Search the material below for the word "寒假期间". Copy every line that has it.

++++++

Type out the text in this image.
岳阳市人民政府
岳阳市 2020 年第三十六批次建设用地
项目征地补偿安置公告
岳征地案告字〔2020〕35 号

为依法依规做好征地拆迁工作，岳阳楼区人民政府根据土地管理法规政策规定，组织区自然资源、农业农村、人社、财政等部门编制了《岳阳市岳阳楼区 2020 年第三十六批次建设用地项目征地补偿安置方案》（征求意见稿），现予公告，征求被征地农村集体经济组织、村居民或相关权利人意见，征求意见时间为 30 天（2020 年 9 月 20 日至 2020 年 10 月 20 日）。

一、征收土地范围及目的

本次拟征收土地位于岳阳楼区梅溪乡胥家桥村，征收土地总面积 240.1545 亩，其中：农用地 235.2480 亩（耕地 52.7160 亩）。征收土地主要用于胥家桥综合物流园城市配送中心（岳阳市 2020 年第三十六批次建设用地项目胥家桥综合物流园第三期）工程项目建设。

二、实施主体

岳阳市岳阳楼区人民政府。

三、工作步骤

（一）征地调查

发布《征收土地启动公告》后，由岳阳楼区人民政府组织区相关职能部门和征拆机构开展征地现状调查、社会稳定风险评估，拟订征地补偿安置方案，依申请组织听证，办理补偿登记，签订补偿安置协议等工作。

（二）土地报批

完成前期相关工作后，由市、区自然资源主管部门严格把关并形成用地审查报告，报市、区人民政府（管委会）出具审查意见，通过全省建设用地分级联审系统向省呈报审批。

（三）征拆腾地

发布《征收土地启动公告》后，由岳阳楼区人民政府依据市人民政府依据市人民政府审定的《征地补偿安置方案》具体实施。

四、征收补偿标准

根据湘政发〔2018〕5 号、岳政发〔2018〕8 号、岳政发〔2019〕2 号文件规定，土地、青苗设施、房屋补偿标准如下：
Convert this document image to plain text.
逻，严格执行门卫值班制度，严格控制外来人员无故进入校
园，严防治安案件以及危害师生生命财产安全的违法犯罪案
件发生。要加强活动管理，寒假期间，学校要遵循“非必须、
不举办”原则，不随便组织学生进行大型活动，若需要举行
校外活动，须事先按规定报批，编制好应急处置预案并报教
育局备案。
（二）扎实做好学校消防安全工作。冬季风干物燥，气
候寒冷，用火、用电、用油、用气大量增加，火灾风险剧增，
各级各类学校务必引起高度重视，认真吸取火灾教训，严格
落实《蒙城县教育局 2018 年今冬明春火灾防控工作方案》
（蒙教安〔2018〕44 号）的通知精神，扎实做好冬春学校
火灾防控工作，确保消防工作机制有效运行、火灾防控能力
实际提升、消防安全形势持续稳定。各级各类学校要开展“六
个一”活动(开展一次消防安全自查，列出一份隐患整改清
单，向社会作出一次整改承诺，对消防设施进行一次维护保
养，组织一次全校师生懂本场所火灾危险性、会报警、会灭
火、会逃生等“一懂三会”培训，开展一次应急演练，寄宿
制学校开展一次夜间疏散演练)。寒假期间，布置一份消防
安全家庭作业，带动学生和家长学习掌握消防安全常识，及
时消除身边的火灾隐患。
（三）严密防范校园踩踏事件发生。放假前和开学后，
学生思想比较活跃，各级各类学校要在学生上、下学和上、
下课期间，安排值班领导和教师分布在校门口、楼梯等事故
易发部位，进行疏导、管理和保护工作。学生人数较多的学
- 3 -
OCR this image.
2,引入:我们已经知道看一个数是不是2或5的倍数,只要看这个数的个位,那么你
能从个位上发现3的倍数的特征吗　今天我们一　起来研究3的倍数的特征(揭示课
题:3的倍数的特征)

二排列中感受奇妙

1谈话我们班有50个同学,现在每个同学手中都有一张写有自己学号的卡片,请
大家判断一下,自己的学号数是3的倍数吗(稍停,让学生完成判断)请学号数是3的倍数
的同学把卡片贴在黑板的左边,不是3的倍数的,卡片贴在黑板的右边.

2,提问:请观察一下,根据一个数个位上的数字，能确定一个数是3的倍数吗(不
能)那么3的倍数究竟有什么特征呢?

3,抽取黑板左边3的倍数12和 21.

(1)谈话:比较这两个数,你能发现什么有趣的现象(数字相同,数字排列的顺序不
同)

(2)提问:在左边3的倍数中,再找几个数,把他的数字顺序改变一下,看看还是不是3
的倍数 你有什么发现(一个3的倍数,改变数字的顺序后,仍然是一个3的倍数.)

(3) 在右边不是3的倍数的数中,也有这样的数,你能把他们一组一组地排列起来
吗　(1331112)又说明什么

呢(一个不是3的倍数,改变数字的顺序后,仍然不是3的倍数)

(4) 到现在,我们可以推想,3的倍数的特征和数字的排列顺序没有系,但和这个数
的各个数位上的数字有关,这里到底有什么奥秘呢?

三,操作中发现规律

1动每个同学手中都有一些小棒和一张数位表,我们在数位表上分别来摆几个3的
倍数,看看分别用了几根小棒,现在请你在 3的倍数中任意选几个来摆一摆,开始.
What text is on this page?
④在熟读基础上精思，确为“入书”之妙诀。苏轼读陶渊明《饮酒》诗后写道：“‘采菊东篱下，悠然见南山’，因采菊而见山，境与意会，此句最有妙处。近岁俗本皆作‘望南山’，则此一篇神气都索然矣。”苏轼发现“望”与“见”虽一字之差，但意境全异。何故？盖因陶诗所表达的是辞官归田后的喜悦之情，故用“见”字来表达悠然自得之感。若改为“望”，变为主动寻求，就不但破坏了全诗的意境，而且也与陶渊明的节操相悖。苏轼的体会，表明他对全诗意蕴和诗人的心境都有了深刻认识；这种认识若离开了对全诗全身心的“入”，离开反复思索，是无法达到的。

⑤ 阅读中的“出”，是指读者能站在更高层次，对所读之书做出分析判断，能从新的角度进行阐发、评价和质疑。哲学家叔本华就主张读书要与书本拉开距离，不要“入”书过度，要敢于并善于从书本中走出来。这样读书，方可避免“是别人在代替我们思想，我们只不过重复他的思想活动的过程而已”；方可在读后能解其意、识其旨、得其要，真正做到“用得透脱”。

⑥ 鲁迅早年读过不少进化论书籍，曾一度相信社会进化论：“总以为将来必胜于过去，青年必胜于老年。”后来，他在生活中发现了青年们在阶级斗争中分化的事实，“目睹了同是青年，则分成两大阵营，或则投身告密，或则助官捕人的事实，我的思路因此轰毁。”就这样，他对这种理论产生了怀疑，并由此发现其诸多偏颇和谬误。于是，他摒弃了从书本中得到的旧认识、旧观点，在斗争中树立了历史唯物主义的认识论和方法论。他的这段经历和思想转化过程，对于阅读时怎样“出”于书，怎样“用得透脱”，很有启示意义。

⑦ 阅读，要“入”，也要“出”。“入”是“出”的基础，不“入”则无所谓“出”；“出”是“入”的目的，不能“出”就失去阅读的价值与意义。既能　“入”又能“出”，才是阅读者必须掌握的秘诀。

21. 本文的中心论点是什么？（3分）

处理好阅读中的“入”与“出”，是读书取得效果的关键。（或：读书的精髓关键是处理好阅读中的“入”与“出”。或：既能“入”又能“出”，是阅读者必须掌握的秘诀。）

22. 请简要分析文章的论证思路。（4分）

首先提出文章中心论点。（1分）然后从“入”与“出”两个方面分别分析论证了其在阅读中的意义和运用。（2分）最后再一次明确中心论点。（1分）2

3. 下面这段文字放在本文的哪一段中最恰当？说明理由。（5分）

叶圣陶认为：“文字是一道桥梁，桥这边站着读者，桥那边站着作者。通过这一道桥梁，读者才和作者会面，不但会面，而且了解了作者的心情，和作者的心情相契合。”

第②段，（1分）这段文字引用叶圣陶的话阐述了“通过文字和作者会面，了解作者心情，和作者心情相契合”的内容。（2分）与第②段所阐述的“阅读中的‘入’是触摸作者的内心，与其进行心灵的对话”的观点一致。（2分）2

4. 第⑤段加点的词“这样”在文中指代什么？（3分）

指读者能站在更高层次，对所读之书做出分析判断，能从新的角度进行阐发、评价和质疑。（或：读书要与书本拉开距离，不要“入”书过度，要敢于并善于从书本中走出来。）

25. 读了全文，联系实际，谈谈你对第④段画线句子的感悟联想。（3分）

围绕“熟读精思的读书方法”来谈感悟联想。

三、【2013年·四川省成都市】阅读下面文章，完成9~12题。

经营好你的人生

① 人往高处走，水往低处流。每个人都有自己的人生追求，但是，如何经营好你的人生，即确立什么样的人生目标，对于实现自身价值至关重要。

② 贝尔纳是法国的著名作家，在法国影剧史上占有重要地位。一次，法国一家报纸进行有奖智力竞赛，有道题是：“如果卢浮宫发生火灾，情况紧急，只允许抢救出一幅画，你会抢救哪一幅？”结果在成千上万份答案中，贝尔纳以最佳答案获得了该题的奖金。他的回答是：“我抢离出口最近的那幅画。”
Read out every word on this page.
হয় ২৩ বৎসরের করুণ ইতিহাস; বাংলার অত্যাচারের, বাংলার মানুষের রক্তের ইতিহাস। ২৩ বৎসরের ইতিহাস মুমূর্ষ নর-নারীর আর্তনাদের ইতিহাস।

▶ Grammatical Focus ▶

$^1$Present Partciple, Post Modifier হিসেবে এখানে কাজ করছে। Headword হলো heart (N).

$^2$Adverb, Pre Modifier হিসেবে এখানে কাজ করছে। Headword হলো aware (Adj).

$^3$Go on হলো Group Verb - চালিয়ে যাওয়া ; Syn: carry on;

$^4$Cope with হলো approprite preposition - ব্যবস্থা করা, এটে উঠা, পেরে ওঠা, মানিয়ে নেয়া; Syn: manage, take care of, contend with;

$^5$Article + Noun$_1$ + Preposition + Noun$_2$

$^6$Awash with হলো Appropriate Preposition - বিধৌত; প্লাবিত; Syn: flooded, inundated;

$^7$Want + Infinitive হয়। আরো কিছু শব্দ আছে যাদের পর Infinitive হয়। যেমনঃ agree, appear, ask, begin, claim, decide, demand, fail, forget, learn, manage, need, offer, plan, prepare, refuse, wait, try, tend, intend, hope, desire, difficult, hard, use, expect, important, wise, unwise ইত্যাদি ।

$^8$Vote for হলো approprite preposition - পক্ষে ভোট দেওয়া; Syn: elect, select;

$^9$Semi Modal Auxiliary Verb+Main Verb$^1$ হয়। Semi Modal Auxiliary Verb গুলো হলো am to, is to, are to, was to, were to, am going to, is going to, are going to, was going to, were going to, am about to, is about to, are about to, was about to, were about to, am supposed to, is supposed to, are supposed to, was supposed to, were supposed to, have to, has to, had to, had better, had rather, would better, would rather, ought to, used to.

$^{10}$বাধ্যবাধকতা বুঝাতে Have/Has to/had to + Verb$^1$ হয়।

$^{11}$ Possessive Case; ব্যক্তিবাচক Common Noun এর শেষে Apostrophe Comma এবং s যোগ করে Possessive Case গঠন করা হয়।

++++++

__SOLUTION__.
件发生。要加强活动管理，寒假期间，学校要遵循“非必须、
制学校开展一次夜间疏散演练)。寒假期间，布置一份消防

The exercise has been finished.